■ Recorded data:

* * * *

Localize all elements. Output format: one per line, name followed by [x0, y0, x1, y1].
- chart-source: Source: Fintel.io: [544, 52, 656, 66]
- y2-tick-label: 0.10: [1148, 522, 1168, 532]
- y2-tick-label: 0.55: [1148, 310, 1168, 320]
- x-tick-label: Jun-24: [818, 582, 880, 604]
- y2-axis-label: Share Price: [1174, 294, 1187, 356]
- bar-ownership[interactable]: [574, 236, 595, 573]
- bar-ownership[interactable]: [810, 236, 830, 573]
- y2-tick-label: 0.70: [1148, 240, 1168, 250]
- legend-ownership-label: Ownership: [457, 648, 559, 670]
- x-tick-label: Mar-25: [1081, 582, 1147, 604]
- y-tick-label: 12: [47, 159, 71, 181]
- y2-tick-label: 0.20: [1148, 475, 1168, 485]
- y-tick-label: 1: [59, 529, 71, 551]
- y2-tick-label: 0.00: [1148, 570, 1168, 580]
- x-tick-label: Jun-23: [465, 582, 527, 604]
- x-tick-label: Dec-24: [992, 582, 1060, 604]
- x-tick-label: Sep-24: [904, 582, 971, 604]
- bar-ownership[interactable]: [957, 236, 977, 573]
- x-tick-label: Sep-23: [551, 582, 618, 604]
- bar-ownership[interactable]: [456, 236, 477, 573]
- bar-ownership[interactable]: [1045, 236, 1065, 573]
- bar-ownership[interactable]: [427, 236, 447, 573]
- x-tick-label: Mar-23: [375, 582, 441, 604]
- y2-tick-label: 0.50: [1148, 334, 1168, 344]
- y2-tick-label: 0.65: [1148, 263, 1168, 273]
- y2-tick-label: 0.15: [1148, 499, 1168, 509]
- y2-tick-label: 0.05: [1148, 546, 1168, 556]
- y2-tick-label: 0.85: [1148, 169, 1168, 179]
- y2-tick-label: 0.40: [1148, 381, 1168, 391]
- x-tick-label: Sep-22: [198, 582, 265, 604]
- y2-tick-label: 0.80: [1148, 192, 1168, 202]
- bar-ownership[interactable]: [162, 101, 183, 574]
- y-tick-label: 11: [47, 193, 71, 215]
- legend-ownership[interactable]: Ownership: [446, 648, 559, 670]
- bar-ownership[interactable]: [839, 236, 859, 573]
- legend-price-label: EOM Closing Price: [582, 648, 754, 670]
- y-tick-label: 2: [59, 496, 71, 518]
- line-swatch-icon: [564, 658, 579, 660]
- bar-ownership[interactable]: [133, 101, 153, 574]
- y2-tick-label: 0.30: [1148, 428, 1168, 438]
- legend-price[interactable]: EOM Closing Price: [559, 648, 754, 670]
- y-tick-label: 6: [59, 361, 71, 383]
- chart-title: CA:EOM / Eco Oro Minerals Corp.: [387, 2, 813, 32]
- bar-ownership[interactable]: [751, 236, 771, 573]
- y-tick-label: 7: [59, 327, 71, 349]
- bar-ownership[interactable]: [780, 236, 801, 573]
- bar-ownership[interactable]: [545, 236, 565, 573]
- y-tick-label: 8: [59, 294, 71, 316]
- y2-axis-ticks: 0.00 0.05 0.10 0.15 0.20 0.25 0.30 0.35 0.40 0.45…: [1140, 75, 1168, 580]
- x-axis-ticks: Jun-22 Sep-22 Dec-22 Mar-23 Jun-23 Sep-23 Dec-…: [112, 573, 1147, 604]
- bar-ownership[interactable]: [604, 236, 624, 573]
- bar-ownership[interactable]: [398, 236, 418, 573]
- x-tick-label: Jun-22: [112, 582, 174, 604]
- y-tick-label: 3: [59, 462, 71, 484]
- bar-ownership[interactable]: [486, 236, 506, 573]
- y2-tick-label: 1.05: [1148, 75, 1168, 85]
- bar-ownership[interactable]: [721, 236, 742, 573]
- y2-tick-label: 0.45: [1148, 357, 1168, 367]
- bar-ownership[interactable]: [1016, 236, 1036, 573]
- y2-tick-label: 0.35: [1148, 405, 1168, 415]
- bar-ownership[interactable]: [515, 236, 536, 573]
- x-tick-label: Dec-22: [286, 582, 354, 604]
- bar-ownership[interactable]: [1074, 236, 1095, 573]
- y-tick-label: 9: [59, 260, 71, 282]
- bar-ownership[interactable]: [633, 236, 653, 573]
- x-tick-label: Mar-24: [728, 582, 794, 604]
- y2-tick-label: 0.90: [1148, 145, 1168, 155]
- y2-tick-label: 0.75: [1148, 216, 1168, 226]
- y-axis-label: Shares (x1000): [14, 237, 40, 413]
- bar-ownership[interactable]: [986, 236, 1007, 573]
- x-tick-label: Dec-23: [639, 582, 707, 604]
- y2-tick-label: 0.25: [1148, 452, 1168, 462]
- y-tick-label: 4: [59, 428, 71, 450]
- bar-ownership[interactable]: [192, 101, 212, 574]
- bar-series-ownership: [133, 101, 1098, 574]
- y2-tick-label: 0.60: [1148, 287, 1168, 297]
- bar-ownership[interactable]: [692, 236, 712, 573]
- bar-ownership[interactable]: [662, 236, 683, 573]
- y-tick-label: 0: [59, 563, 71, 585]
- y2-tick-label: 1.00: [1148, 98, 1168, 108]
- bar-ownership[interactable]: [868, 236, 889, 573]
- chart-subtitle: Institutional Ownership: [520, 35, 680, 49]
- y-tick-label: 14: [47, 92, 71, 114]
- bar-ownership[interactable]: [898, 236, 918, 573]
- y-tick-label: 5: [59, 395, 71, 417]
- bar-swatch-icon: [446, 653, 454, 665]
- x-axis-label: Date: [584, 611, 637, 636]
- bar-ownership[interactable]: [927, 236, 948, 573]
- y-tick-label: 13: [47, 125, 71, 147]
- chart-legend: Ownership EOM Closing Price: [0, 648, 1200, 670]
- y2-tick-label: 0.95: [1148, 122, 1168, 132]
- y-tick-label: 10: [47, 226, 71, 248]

* * * *

Lay out the material above as a JSON list of strings, with one string for each line and blank lines skipped.

■ The reply:
[
  "Localize all elements. Output format: one per line, name followed by [x0, y0, x1, y1].",
  "- chart-source: Source: Fintel.io: [544, 52, 656, 66]",
  "- y2-tick-label: 0.10: [1148, 522, 1168, 532]",
  "- y2-tick-label: 0.55: [1148, 310, 1168, 320]",
  "- x-tick-label: Jun-24: [818, 582, 880, 604]",
  "- y2-axis-label: Share Price: [1174, 294, 1187, 356]",
  "- bar-ownership[interactable]: [574, 236, 595, 573]",
  "- bar-ownership[interactable]: [810, 236, 830, 573]",
  "- y2-tick-label: 0.70: [1148, 240, 1168, 250]",
  "- legend-ownership-label: Ownership: [457, 648, 559, 670]",
  "- x-tick-label: Mar-25: [1081, 582, 1147, 604]",
  "- y-tick-label: 12: [47, 159, 71, 181]",
  "- y2-tick-label: 0.20: [1148, 475, 1168, 485]",
  "- y-tick-label: 1: [59, 529, 71, 551]",
  "- y2-tick-label: 0.00: [1148, 570, 1168, 580]",
  "- x-tick-label: Jun-23: [465, 582, 527, 604]",
  "- x-tick-label: Dec-24: [992, 582, 1060, 604]",
  "- x-tick-label: Sep-24: [904, 582, 971, 604]",
  "- bar-ownership[interactable]: [957, 236, 977, 573]",
  "- x-tick-label: Sep-23: [551, 582, 618, 604]",
  "- bar-ownership[interactable]: [456, 236, 477, 573]",
  "- bar-ownership[interactable]: [1045, 236, 1065, 573]",
  "- bar-ownership[interactable]: [427, 236, 447, 573]",
  "- x-tick-label: Mar-23: [375, 582, 441, 604]",
  "- y2-tick-label: 0.50: [1148, 334, 1168, 344]",
  "- y2-tick-label: 0.65: [1148, 263, 1168, 273]",
  "- y2-tick-label: 0.15: [1148, 499, 1168, 509]",
  "- y2-tick-label: 0.05: [1148, 546, 1168, 556]",
  "- y2-tick-label: 0.85: [1148, 169, 1168, 179]",
  "- y2-tick-label: 0.40: [1148, 381, 1168, 391]",
  "- x-tick-label: Sep-22: [198, 582, 265, 604]",
  "- y2-tick-label: 0.80: [1148, 192, 1168, 202]",
  "- bar-ownership[interactable]: [162, 101, 183, 574]",
  "- y-tick-label: 11: [47, 193, 71, 215]",
  "- legend-ownership[interactable]: Ownership: [446, 648, 559, 670]",
  "- bar-ownership[interactable]: [839, 236, 859, 573]",
  "- legend-price-label: EOM Closing Price: [582, 648, 754, 670]",
  "- y-tick-label: 2: [59, 496, 71, 518]",
  "- line-swatch-icon: [564, 658, 579, 660]",
  "- bar-ownership[interactable]: [133, 101, 153, 574]",
  "- y2-tick-label: 0.30: [1148, 428, 1168, 438]",
  "- legend-price[interactable]: EOM Closing Price: [559, 648, 754, 670]",
  "- y-tick-label: 6: [59, 361, 71, 383]",
  "- chart-title: CA:EOM / Eco Oro Minerals Corp.: [387, 2, 813, 32]",
  "- bar-ownership[interactable]: [751, 236, 771, 573]",
  "- y-tick-label: 7: [59, 327, 71, 349]",
  "- bar-ownership[interactable]: [780, 236, 801, 573]",
  "- bar-ownership[interactable]: [545, 236, 565, 573]",
  "- y-tick-label: 8: [59, 294, 71, 316]",
  "- y2-axis-ticks: 0.00 0.05 0.10 0.15 0.20 0.25 0.30 0.35 0.40 0.45…: [1140, 75, 1168, 580]",
  "- x-axis-ticks: Jun-22 Sep-22 Dec-22 Mar-23 Jun-23 Sep-23 Dec-…: [112, 573, 1147, 604]",
  "- bar-ownership[interactable]: [604, 236, 624, 573]",
  "- bar-ownership[interactable]: [398, 236, 418, 573]",
  "- x-tick-label: Jun-22: [112, 582, 174, 604]",
  "- y-tick-label: 3: [59, 462, 71, 484]",
  "- bar-ownership[interactable]: [486, 236, 506, 573]",
  "- y2-tick-label: 1.05: [1148, 75, 1168, 85]",
  "- bar-ownership[interactable]: [721, 236, 742, 573]",
  "- y2-tick-label: 0.45: [1148, 357, 1168, 367]",
  "- bar-ownership[interactable]: [1016, 236, 1036, 573]",
  "- y2-tick-label: 0.35: [1148, 405, 1168, 415]",
  "- bar-ownership[interactable]: [515, 236, 536, 573]",
  "- x-tick-label: Dec-22: [286, 582, 354, 604]",
  "- bar-ownership[interactable]: [1074, 236, 1095, 573]",
  "- y-tick-label: 9: [59, 260, 71, 282]",
  "- bar-ownership[interactable]: [633, 236, 653, 573]",
  "- x-tick-label: Mar-24: [728, 582, 794, 604]",
  "- y2-tick-label: 0.90: [1148, 145, 1168, 155]",
  "- y2-tick-label: 0.75: [1148, 216, 1168, 226]",
  "- y-axis-label: Shares (x1000): [14, 237, 40, 413]",
  "- bar-ownership[interactable]: [986, 236, 1007, 573]",
  "- x-tick-label: Dec-23: [639, 582, 707, 604]",
  "- y2-tick-label: 0.25: [1148, 452, 1168, 462]",
  "- y-tick-label: 4: [59, 428, 71, 450]",
  "- bar-ownership[interactable]: [192, 101, 212, 574]",
  "- bar-series-ownership: [133, 101, 1098, 574]",
  "- y2-tick-label: 0.60: [1148, 287, 1168, 297]",
  "- bar-ownership[interactable]: [692, 236, 712, 573]",
  "- bar-ownership[interactable]: [662, 236, 683, 573]",
  "- y-tick-label: 0: [59, 563, 71, 585]",
  "- y2-tick-label: 1.00: [1148, 98, 1168, 108]",
  "- bar-ownership[interactable]: [868, 236, 889, 573]",
  "- chart-subtitle: Institutional Ownership: [520, 35, 680, 49]",
  "- y-tick-label: 14: [47, 92, 71, 114]",
  "- bar-ownership[interactable]: [898, 236, 918, 573]",
  "- y-tick-label: 5: [59, 395, 71, 417]",
  "- bar-swatch-icon: [446, 653, 454, 665]",
  "- x-axis-label: Date: [584, 611, 637, 636]",
  "- bar-ownership[interactable]: [927, 236, 948, 573]",
  "- y-tick-label: 13: [47, 125, 71, 147]",
  "- chart-legend: Ownership EOM Closing Price: [0, 648, 1200, 670]",
  "- y2-tick-label: 0.95: [1148, 122, 1168, 132]",
  "- y-tick-label: 10: [47, 226, 71, 248]"
]